DIRECTION —
Will you quote all of the entries, word for word?

INFORMATION SUPPLIED —
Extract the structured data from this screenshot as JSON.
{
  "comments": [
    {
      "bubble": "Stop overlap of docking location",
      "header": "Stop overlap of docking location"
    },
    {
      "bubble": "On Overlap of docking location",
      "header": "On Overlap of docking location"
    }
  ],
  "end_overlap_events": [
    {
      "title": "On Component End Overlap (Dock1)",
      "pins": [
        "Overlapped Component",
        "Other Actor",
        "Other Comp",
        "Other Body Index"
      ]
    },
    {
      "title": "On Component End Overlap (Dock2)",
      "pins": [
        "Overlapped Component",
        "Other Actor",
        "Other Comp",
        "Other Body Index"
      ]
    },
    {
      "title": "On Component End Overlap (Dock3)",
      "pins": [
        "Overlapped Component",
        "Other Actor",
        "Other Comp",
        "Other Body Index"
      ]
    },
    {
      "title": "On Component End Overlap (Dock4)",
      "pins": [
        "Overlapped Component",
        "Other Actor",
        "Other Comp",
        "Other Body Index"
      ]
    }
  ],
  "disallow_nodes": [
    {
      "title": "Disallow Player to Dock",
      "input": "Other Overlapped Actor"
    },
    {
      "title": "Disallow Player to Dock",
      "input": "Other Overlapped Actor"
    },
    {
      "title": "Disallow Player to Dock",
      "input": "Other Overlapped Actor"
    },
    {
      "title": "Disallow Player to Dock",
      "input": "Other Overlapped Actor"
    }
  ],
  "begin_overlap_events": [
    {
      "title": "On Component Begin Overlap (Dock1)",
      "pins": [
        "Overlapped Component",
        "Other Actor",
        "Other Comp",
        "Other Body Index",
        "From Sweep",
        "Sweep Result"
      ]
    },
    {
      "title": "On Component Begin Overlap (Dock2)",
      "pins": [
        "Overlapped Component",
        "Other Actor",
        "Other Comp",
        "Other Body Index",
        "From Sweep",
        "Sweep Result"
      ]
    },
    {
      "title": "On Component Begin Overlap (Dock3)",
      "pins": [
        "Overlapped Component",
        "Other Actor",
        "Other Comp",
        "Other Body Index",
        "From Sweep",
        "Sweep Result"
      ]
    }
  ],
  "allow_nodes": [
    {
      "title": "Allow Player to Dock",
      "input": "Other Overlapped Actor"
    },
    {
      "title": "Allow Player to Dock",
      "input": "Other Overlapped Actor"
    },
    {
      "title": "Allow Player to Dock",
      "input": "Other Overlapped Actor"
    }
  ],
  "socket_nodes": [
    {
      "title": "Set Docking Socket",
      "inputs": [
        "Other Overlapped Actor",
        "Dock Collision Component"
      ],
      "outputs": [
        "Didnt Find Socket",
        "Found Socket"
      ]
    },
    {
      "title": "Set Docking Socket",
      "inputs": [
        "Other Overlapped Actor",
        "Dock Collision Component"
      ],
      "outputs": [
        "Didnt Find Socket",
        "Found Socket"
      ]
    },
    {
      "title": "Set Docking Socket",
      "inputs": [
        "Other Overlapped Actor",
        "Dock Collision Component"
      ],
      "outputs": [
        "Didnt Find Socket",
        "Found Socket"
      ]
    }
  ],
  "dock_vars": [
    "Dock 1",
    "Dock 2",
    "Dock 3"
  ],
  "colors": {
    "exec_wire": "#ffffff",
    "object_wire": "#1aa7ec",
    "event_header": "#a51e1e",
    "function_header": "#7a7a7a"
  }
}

EXERCISE RESPONSE —
Extract the structured data from this screenshot as JSON.
{
  "comments": [
    {
      "bubble": "Stop overlap of docking location",
      "header": "Stop overlap of docking location"
    },
    {
      "bubble": "On Overlap of docking location",
      "header": "On Overlap of docking location"
    }
  ],
  "end_overlap_events": [
    {
      "title": "On Component End Overlap (Dock1)",
      "pins": [
        "Overlapped Component",
        "Other Actor",
        "Other Comp",
        "Other Body Index"
      ]
    },
    {
      "title": "On Component End Overlap (Dock2)",
      "pins": [
        "Overlapped Component",
        "Other Actor",
        "Other Comp",
        "Other Body Index"
      ]
    },
    {
      "title": "On Component End Overlap (Dock3)",
      "pins": [
        "Overlapped Component",
        "Other Actor",
        "Other Comp",
        "Other Body Index"
      ]
    },
    {
      "title": "On Component End Overlap (Dock4)",
      "pins": [
        "Overlapped Component",
        "Other Actor",
        "Other Comp",
        "Other Body Index"
      ]
    }
  ],
  "disallow_nodes": [
    {
      "title": "Disallow Player to Dock",
      "input": "Other Overlapped Actor"
    },
    {
      "title": "Disallow Player to Dock",
      "input": "Other Overlapped Actor"
    },
    {
      "title": "Disallow Player to Dock",
      "input": "Other Overlapped Actor"
    },
    {
      "title": "Disallow Player to Dock",
      "input": "Other Overlapped Actor"
    }
  ],
  "begin_overlap_events": [
    {
      "title": "On Component Begin Overlap (Dock1)",
      "pins": [
        "Overlapped Component",
        "Other Actor",
        "Other Comp",
        "Other Body Index",
        "From Sweep",
        "Sweep Result"
      ]
    },
    {
      "title": "On Component Begin Overlap (Dock2)",
      "pins": [
        "Overlapped Component",
        "Other Actor",
        "Other Comp",
        "Other Body Index",
        "From Sweep",
        "Sweep Result"
      ]
    },
    {
      "title": "On Component Begin Overlap (Dock3)",
      "pins": [
        "Overlapped Component",
        "Other Actor",
        "Other Comp",
        "Other Body Index",
        "From Sweep",
        "Sweep Result"
      ]
    }
  ],
  "allow_nodes": [
    {
      "title": "Allow Player to Dock",
      "input": "Other Overlapped Actor"
    },
    {
      "title": "Allow Player to Dock",
      "input": "Other Overlapped Actor"
    },
    {
      "title": "Allow Player to Dock",
      "input": "Other Overlapped Actor"
    }
  ],
  "socket_nodes": [
    {
      "title": "Set Docking Socket",
      "inputs": [
        "Other Overlapped Actor",
        "Dock Collision Component"
      ],
      "outputs": [
        "Didnt Find Socket",
        "Found Socket"
      ]
    },
    {
      "title": "Set Docking Socket",
      "inputs": [
        "Other Overlapped Actor",
        "Dock Collision Component"
      ],
      "outputs": [
        "Didnt Find Socket",
        "Found Socket"
      ]
    },
    {
      "title": "Set Docking Socket",
      "inputs": [
        "Other Overlapped Actor",
        "Dock Collision Component"
      ],
      "outputs": [
        "Didnt Find Socket",
        "Found Socket"
      ]
    }
  ],
  "dock_vars": [
    "Dock 1",
    "Dock 2",
    "Dock 3"
  ],
  "colors": {
    "exec_wire": "#ffffff",
    "object_wire": "#1aa7ec",
    "event_header": "#a51e1e",
    "function_header": "#7a7a7a"
  }
}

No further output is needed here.